# TASK
Go through the entries below and copy every line that holds the word "Baillon".

(GIVEN INFORMATION)

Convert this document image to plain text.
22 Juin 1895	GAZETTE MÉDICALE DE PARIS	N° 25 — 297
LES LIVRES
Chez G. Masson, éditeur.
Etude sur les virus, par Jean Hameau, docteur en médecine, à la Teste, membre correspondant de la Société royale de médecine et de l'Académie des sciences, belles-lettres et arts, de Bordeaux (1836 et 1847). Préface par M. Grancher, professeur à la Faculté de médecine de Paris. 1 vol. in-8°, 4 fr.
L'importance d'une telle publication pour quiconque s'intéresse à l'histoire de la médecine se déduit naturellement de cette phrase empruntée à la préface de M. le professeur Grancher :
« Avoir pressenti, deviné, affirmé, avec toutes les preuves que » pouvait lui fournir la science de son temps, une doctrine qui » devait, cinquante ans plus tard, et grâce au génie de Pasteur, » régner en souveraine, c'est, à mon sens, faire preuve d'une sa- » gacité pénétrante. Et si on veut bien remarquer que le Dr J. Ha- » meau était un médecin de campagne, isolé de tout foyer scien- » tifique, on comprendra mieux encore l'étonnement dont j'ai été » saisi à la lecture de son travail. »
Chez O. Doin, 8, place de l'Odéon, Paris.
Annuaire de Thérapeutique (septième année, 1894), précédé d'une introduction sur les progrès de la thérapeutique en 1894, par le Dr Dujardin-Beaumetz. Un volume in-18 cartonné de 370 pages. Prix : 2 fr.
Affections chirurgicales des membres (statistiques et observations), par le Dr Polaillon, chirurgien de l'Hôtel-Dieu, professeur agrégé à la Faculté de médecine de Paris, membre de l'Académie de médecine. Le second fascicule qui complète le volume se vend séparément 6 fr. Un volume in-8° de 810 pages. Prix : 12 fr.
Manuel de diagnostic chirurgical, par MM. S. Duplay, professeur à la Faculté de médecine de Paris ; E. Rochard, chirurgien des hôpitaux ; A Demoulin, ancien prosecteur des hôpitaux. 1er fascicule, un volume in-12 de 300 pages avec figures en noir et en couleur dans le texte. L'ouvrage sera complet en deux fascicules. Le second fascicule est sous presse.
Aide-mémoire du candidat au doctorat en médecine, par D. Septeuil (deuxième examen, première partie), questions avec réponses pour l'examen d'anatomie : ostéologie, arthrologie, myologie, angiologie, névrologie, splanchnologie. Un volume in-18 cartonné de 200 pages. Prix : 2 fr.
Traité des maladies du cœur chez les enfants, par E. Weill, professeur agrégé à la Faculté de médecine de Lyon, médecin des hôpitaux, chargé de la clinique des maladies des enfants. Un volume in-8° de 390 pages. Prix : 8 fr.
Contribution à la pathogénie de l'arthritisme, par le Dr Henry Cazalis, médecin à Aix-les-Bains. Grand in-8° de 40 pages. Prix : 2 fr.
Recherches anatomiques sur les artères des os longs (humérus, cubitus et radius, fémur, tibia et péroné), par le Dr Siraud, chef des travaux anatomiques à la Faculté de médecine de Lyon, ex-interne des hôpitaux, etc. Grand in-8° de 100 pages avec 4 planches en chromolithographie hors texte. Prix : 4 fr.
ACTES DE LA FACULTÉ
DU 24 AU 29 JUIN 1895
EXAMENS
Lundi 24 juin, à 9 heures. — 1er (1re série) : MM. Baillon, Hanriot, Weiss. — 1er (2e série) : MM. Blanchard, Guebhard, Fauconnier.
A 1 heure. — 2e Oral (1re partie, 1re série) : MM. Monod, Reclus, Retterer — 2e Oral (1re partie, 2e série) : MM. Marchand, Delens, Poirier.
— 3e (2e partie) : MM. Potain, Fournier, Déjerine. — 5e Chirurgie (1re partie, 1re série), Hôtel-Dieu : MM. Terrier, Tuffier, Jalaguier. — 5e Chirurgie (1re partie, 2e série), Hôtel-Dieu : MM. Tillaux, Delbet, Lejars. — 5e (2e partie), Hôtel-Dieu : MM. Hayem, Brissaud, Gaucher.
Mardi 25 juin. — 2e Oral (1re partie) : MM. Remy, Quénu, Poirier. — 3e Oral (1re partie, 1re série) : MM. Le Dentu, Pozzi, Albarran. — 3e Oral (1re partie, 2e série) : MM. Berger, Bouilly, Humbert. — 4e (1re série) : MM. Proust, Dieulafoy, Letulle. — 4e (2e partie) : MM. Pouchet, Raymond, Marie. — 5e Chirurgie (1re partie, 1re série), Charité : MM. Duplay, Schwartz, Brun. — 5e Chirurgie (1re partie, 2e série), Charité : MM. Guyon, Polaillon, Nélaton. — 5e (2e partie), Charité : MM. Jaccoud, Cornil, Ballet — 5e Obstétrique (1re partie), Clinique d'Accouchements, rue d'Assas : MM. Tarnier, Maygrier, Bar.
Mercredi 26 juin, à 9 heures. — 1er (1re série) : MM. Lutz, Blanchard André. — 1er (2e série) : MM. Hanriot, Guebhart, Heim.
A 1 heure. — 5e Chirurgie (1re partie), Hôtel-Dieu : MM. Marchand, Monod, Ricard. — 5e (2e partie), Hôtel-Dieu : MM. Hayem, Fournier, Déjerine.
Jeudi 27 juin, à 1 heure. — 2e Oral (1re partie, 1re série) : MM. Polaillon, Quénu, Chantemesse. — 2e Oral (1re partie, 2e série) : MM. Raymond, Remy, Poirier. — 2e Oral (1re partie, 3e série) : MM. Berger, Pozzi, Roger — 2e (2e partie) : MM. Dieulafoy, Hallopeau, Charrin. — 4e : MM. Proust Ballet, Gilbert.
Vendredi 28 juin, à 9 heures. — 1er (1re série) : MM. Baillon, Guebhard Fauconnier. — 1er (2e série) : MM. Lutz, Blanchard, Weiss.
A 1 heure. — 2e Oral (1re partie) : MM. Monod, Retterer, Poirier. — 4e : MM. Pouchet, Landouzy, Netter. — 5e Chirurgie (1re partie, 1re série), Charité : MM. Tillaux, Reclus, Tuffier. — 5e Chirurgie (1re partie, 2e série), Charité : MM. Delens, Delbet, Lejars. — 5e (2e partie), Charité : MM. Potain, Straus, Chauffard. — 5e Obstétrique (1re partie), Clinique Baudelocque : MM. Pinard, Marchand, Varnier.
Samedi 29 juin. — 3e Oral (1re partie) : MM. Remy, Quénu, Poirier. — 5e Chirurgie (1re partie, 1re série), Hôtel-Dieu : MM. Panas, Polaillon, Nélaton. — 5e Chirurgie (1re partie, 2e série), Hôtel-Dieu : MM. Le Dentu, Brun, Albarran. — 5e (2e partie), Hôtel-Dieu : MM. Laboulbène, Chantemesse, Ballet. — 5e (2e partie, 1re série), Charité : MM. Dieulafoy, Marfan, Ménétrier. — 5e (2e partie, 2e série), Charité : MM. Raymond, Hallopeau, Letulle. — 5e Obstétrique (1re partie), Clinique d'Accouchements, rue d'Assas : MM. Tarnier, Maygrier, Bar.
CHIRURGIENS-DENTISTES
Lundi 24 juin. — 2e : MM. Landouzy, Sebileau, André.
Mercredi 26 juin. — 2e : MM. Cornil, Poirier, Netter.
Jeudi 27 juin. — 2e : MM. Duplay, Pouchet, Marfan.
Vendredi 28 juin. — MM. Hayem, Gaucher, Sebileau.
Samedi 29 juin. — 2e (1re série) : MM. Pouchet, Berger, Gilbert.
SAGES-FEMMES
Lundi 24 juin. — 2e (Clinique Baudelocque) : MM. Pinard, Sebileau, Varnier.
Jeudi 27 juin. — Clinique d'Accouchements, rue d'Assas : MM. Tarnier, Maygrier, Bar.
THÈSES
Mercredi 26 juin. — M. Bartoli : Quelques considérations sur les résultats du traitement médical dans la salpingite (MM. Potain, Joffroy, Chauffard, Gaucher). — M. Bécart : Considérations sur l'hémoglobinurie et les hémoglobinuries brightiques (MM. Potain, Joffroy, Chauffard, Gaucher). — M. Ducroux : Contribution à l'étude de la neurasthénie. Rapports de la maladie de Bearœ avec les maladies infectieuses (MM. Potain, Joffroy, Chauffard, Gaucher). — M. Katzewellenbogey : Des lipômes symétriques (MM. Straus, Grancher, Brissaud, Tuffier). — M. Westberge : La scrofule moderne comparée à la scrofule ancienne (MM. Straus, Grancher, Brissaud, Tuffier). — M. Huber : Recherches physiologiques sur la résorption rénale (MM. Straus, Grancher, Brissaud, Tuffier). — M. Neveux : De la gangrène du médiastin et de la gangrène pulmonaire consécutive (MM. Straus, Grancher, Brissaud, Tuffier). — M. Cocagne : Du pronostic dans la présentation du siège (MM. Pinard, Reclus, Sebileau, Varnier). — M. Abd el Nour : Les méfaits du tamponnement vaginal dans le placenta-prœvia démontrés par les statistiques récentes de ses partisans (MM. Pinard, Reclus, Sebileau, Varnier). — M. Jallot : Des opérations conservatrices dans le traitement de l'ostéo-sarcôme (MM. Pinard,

(End GIVEN INFORMATION)

# SOLUTION FOR THIS TASK
Lundi 24 juin, à 9 heures. — 1er (1re série) : MM. Baillon, Hanriot, Weiss. — 1er (2e série) : MM. Blanchard, Guebhard, Fauconnier.
Vendredi 28 juin, à 9 heures. — 1er (1re série) : MM. Baillon, Guebhard Fauconnier. — 1er (2e série) : MM. Lutz, Blanchard, Weiss.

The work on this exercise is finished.